TO BE DONE:
From the listing below, select every line where the word "国家基本公共服务体系" appears.

Stored records
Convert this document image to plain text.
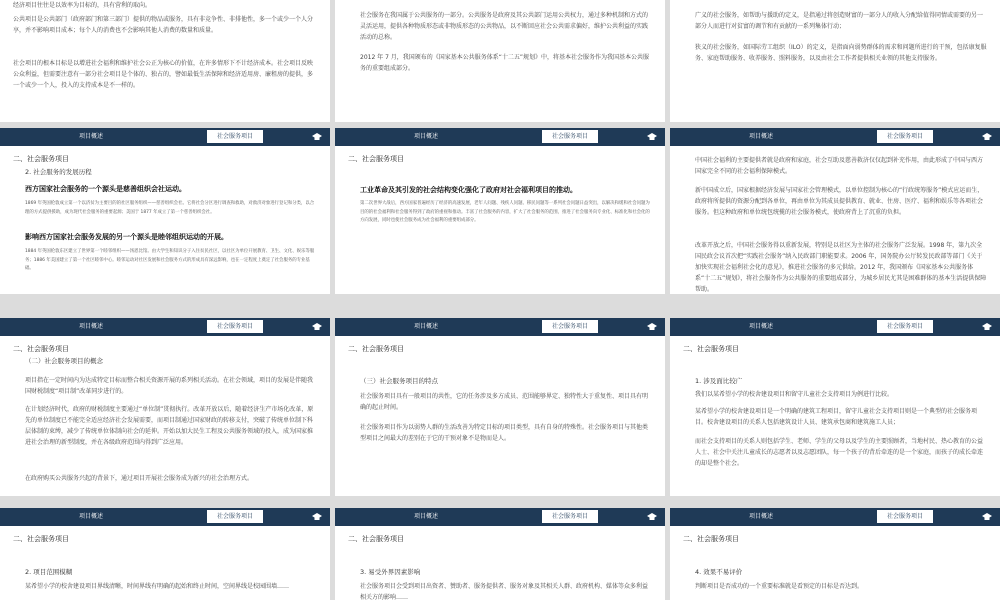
经济项目往往是以效率为目标的，具有营利的取向。
公共项目是公共部门（政府部门和第三部门）提供的物品或服务，具有非竞争性、非排他性，多一个或少一个人分享，并不影响项目成本；每个人的消费也不会影响其他人消费的数量和质量。
社会项目的根本目标是以增进社会福利和维护社会公正为核心的价值，在许多情形下不计经济成本。社会项目反映公众利益，但需要注意有一部分社会项目是个体的、独占的，譬如最低生活保障和经济适用房、廉租房的提供，多一个或少一个人，投入的支持成本是不一样的。
社会服务在我国属于公共服务的一部分。公共服务是政府及其公共部门运用公共权力，通过多种机制和方式的灵活运用，提供各种物质形态或非物质形态的公共物品，以不断回应社会公共需求偏好，维护公共利益的实践活动的总称。
2012 年 7 月，我国颁布的《国家基本公共服务体系“十二五”规划》中，将基本社会服务作为我国基本公共服务的重要组成部分。
广义的社会服务，如帮助与援助的定义，是指通过将创造财富的一部分人的收入分配给值得同情或需要的另一部分人而进行对贫富的调节和有贡献的一系列集体行动；
狭义的社会服务，如国际劳工组织（ILO）的定义，是指面向弱势群体的需求和问题所进行的干预，包括康复服务、家庭帮助服务、收养服务、照料服务，以及由社会工作者提供相关业领的其他支持服务。
项目概述	社会服务项目
二、社会服务项目
2. 社会服务的发展历程
西方国家社会服务的一个源头是慈善组织会社运动。
1869 年英国伦敦成立第一个以济贫为主要目的的社区服务组织——慈善组织会社。它将社会分区进行调查和救助，对救济对象进行登记和分类，以合理的方式提供援助，成为现代社会服务的重要起源；美国于 1877 年成立了第一个慈善组织会社。
影响西方国家社会服务发展的另一个源头是睦邻组织运动的开展。
1884 年英国伦敦东区建立了世界第一个睦邻组织——汤恩比馆。由大学生和知识分子入住贫民社区，以社区为单位开展教育、卫生、文化、娱乐等服务；1886 年美国建立了第一个社区睦邻中心。睦邻运动对社区发展和社会服务方式的形成具有深远影响，也在一定程度上奠定了社会服务的专业基础。
项目概述	社会服务项目
二、社会服务项目
工业革命及其引发的社会结构变化强化了政府对社会福利项目的推动。
第二次世界大战后，西方国家普遍经历了经济的高速发展，老年人问题、残疾人问题、移民问题等一系列社会问题日益突出，以解决和缓和社会问题为目的的社会福利和社会服务得到了政府的重视和推动。丰富了社会服务的内容，扩大了社会服务的范围，推进了社会服务向专业化、标准化和社会化的方向发展，同时也使社会服务成为社会福利的重要组成部分。
项目概述	社会服务项目
中国社会福利的主要提供者就是政府和家庭，社会互助及慈善救济仅仅起到补充作用，由此形成了中国与西方国家完全不同的社会福利保障模式。
新中国成立后，国家根据经济发展与国家社会管理模式，以单位控制为核心的“行政统筹服务”模式应运而生，政府将所提供的资源分配到各单位，再由单位为其成员提供教育、就业、住房、医疗、福利和娱乐等各项社会服务。但这种政府和单位统包统揽的社会服务模式，使政府背上了沉重的负担。
改革开放之后，中国社会服务得以重新发展，特别是以社区为主体的社会服务广泛发展。1998 年，第九次全国民政会议首次把“实践社会服务”纳入民政部门职能要求。2006 年，国务院办公厅转发民政部等部门《关于加快实现社会福利社会化的意见》，推进社会服务的多元供给。2012 年，我国颁布《国家基本公共服务体系“十二五”规划》，将社会服务作为公共服务的重要组成部分，为城乡居民尤其是困难群体的基本生活提供保障帮助。
项目概述	社会服务项目
二、社会服务项目
（二）社会服务项目的概念
项目指在一定时间内为达成特定目标而整合相关资源开展的系列相关活动。在社会领域，项目的发展是伴随我国财税制度“项目制”改革同步进行的。
在计划经济时代，政府的财税制度主要通过“单位制”贯彻执行。改革开放以后，随着经济生产市场化改革，原先的单位制度已不能完全适应经济社会发展需要，而项目制通过国家财政的转移支付，突破了传统单位制下科层体制的束缚，减少了传统单位体制向社会的延伸。开始以加大民生工程及公共服务领域的投入，成为国家推进社会治理的新型制度，并在各级政府范围内得到广泛应用。
在政府购买公共服务兴起的背景下，通过项目开展社会服务成为新兴的社会治理方式。
项目概述	社会服务项目
二、社会服务项目
（三）社会服务项目的特点
社会服务项目具有一般项目的共性，它的任务涉及多方成员、范围能够界定、独特性大于重复性、项目具有明确的起止时间。
社会服务项目作为以弱势人群的生活改善为特定目标的项目类型，具有自身的特殊性。社会服务项目与其他类型项目之间最大的差别在于它的干预对象不是物而是人。
项目概述	社会服务项目
二、社会服务项目
1. 涉及面比较广
我们以某希望小学的校舍建设项目和留守儿童社会支持项目为例进行比较。
某希望小学的校舍建设项目是一个明确的建筑工程项目，留守儿童社会支持项目则是一个典型的社会服务项目。校舍建设项目的关系人包括建筑设计人员、建筑承包商和建筑施工人员；
而社会支持项目的关系人则包括学生、老师、学生的父母以及学生的主要照顾者，当地村民、热心教育的公益人士、社会中关注儿童成长的志愿者以及志愿团队，每一个孩子的背后牵连的是一个家庭，而孩子的成长牵连的却是整个社会。
项目概述	社会服务项目
二、社会服务项目
2. 项目范围模糊
某希望小学的校舍建设项目界线清晰，时间界线有明确的起始和终止时间，空间界线是校园围墙……
项目概述	社会服务项目
二、社会服务项目
3. 易受外界因素影响
社会服务项目会受到项目出资者、赞助者、服务提供者、服务对象及其相关人群、政府机构、媒体等众多利益相关方的影响……
项目概述	社会服务项目
二、社会服务项目
4. 效果不易评价
判断项目是否成功的一个重要标准就是看预定的目标是否达到。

ANSWER BELOW:
2012 年 7 月，我国颁布的《国家基本公共服务体系“十二五”规划》中，将基本社会服务作为我国基本公共服务的重要组成部分。
改革开放之后，中国社会服务得以重新发展，特别是以社区为主体的社会服务广泛发展。1998 年，第九次全国民政会议首次把“实践社会服务”纳入民政部门职能要求。2006 年，国务院办公厅转发民政部等部门《关于加快实现社会福利社会化的意见》，推进社会服务的多元供给。2012 年，我国颁布《国家基本公共服务体系“十二五”规划》，将社会服务作为公共服务的重要组成部分，为城乡居民尤其是困难群体的基本生活提供保障帮助。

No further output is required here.